== Data provided

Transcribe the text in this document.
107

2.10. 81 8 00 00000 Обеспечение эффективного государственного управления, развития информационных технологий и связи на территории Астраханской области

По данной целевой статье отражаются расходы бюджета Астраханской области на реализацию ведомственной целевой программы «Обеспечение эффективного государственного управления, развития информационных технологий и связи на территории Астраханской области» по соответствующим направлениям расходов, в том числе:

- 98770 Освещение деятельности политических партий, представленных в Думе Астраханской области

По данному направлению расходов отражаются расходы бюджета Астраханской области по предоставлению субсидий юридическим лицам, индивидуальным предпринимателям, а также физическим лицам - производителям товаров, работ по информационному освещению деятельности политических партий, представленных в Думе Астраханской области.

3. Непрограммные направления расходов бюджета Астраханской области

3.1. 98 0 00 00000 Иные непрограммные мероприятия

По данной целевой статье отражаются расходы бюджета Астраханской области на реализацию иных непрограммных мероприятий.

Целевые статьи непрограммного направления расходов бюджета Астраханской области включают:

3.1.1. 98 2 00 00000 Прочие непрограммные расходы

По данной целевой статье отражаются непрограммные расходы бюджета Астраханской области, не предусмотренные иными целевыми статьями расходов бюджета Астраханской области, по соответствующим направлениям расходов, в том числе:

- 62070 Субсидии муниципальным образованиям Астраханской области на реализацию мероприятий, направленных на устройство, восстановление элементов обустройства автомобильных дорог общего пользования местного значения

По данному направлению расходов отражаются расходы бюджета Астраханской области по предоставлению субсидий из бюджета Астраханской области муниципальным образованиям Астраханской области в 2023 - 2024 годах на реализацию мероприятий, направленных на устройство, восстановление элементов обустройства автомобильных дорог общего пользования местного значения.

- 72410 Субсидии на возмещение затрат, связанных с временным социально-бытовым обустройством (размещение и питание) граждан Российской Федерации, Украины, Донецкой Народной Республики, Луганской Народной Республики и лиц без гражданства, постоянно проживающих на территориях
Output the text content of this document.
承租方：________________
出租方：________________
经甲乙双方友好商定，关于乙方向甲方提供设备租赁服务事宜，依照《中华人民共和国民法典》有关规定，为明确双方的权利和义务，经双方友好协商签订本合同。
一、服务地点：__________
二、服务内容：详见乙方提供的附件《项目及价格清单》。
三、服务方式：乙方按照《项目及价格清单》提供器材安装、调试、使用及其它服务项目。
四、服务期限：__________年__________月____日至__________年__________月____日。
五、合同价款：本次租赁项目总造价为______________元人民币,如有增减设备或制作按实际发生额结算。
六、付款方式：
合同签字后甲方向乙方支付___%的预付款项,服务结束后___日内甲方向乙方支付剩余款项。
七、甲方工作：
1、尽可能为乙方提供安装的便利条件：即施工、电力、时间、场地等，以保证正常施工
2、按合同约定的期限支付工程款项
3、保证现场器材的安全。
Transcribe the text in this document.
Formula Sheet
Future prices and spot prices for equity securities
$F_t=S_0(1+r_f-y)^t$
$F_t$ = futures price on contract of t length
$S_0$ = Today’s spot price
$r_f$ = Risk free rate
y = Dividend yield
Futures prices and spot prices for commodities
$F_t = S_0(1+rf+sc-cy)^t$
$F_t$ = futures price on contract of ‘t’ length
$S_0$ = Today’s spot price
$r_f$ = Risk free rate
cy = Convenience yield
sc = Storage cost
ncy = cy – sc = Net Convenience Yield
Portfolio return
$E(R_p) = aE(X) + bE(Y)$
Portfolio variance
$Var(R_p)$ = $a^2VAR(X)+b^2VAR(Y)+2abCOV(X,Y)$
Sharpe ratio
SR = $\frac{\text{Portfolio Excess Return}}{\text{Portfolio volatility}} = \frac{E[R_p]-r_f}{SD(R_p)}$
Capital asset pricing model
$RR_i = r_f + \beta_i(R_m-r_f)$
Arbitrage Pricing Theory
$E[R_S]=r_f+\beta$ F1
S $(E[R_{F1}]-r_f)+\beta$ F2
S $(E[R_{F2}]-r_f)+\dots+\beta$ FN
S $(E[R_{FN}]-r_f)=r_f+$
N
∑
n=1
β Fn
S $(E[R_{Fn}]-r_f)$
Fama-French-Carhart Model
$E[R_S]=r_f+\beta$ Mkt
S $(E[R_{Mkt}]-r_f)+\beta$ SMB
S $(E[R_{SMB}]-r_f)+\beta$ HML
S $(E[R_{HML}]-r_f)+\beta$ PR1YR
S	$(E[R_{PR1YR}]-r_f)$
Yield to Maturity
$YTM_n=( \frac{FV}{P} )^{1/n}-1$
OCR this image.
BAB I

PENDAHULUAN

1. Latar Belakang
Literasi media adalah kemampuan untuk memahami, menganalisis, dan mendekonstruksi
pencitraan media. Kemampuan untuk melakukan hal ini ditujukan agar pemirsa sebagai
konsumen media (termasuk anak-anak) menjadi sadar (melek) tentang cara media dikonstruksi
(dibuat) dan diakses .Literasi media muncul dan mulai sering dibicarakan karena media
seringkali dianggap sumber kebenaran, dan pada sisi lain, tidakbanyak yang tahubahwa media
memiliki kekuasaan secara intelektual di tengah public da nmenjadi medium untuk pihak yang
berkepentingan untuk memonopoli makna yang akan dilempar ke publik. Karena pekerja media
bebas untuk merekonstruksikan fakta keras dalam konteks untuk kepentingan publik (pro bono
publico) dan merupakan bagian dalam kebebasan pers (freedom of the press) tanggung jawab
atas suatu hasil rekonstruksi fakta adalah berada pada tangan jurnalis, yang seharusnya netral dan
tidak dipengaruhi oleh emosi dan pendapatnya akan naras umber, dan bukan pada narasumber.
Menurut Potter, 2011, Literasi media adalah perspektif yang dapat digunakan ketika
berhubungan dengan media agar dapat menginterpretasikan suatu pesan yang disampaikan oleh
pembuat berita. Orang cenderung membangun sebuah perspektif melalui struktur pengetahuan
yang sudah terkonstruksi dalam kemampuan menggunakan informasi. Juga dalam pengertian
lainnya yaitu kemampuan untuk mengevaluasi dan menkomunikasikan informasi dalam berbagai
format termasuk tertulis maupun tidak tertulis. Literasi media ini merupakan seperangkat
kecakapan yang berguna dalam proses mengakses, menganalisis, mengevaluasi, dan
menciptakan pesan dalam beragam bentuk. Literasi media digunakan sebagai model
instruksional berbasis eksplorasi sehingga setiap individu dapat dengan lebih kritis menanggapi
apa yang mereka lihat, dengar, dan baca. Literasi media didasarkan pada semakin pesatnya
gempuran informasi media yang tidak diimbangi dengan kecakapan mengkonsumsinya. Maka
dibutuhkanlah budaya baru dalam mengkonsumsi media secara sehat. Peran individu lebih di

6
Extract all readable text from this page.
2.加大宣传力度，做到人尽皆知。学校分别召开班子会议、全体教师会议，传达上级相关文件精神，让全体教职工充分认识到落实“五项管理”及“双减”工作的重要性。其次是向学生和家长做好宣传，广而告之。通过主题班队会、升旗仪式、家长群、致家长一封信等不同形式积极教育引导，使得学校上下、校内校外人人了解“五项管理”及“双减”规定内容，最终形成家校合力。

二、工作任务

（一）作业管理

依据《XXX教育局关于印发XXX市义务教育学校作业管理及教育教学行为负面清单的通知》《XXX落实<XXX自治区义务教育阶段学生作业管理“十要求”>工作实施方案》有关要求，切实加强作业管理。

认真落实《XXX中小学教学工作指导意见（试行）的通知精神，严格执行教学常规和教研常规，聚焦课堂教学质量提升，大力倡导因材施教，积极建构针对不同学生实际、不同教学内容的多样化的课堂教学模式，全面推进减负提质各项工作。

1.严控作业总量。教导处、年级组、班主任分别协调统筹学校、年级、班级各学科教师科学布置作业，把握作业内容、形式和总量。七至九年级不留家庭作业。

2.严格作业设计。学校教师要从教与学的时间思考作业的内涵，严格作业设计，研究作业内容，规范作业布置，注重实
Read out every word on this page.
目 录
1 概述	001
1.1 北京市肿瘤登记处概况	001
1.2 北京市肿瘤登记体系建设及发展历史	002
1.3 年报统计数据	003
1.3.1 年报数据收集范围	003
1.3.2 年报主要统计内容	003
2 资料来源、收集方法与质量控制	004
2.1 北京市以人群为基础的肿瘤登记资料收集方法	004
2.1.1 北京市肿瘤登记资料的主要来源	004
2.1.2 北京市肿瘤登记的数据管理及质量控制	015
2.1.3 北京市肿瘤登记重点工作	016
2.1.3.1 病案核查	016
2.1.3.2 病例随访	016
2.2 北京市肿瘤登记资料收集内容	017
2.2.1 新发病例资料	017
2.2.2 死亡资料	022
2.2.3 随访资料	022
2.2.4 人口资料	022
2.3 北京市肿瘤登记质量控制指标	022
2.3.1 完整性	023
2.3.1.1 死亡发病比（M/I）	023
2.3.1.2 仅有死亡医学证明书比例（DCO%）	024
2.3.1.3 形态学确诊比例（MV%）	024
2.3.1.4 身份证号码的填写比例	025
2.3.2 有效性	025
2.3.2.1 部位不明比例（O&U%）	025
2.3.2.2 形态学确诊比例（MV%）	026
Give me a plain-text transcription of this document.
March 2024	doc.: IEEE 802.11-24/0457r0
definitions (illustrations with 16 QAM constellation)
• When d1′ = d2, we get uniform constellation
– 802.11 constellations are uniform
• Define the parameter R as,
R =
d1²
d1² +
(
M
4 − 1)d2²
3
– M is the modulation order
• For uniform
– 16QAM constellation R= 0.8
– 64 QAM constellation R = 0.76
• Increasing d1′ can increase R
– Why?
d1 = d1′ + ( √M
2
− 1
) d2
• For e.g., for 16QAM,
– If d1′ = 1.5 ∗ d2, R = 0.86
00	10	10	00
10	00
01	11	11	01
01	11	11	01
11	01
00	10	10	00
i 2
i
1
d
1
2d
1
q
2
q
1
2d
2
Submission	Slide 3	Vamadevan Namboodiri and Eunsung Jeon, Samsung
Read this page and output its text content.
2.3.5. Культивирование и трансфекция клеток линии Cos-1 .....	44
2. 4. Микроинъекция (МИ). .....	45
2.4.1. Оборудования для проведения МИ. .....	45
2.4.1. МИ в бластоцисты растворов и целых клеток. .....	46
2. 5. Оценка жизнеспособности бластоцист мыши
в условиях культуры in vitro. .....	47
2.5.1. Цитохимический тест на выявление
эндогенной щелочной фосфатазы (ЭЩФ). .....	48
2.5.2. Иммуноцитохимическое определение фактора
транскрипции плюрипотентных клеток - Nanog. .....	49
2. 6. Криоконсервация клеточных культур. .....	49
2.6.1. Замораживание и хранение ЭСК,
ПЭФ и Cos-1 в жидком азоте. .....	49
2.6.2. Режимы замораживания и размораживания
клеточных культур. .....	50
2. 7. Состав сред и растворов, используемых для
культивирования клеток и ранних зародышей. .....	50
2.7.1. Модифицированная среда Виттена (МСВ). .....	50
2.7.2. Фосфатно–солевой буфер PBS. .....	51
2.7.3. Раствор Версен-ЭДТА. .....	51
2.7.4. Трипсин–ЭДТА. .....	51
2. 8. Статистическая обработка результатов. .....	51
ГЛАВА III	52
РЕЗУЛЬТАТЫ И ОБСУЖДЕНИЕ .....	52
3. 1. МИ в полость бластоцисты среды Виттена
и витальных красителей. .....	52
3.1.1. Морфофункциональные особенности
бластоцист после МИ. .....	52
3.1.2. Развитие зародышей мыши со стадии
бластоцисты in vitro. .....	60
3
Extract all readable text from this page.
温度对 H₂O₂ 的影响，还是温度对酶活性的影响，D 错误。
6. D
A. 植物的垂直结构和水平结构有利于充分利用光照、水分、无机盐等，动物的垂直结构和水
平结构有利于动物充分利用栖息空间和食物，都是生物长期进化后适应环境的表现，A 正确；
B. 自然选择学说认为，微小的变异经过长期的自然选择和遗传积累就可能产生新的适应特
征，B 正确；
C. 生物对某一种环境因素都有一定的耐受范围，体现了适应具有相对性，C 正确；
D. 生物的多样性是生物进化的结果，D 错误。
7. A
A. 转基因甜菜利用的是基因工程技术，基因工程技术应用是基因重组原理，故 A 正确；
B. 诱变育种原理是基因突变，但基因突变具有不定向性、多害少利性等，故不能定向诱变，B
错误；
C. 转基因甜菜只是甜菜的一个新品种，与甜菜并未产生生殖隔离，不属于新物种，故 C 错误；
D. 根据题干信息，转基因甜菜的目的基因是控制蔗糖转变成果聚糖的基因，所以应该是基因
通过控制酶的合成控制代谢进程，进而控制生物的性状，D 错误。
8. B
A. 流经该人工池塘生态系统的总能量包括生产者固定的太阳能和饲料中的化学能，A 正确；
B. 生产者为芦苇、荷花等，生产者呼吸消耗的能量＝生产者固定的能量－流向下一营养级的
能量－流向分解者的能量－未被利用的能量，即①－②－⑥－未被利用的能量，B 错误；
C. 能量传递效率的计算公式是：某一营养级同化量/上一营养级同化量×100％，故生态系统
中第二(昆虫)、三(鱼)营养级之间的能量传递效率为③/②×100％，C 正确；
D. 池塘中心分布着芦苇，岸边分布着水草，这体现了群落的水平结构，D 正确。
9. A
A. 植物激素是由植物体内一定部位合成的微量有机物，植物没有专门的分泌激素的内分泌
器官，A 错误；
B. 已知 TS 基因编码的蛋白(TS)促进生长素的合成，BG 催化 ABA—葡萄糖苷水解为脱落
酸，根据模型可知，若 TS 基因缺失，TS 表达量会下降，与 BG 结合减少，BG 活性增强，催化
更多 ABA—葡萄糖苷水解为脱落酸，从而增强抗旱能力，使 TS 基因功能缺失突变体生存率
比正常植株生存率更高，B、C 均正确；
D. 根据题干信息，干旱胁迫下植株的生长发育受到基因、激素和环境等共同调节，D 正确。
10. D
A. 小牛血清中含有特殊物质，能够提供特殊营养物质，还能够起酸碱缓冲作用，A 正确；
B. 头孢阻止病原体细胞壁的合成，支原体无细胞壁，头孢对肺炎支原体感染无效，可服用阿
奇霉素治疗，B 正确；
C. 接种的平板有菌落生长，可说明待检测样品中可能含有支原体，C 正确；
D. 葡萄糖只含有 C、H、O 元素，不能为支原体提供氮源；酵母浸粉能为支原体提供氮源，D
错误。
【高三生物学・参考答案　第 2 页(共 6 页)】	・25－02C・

====

Of the lines above, copy each that contains "menganalisis".

Solution to this exercise:
Literasi media adalah kemampuan untuk memahami, menganalisis, dan mendekonstruksi
kecakapan yang berguna dalam proses mengakses, menganalisis, mengevaluasi, dan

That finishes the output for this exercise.